The data:
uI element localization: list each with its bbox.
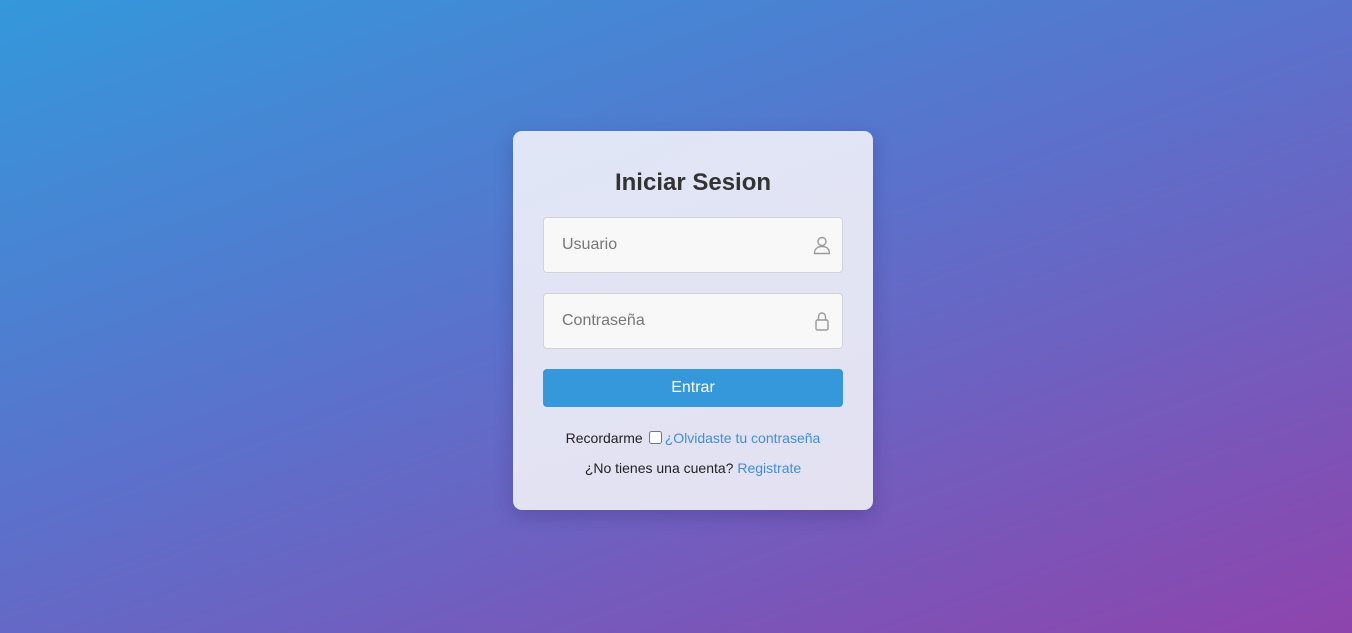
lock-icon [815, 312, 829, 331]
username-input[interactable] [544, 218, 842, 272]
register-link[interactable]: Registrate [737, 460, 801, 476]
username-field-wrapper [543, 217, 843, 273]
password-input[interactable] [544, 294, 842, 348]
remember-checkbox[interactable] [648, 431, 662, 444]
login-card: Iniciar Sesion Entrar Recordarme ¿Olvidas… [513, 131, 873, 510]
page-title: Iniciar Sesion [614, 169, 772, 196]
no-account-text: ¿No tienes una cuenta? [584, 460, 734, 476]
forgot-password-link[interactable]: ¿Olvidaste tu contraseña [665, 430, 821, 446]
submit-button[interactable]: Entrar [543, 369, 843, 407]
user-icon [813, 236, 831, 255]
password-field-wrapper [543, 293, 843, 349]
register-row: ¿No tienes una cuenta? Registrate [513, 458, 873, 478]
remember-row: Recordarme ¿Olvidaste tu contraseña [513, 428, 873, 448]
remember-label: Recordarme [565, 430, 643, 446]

Task goal: Copy every line of the entries above word for word, leaving out the picture.

Answer below:
uI element localization: list each with its bbox.
lock-icon [815, 312, 829, 331]
username-input[interactable] [544, 218, 842, 272]
register-link[interactable]: Registrate [737, 460, 801, 476]
username-field-wrapper [543, 217, 843, 273]
password-input[interactable] [544, 294, 842, 348]
remember-checkbox[interactable] [648, 431, 662, 444]
login-card: Iniciar Sesion Entrar Recordarme ¿Olvidas… [513, 131, 873, 510]
page-title: Iniciar Sesion [614, 169, 772, 196]
no-account-text: ¿No tienes una cuenta? [584, 460, 734, 476]
forgot-password-link[interactable]: ¿Olvidaste tu contraseña [665, 430, 821, 446]
submit-button[interactable]: Entrar [543, 369, 843, 407]
user-icon [813, 236, 831, 255]
password-field-wrapper [543, 293, 843, 349]
register-row: ¿No tienes una cuenta? Registrate [513, 458, 873, 478]
remember-row: Recordarme ¿Olvidaste tu contraseña [513, 428, 873, 448]
remember-label: Recordarme [565, 430, 643, 446]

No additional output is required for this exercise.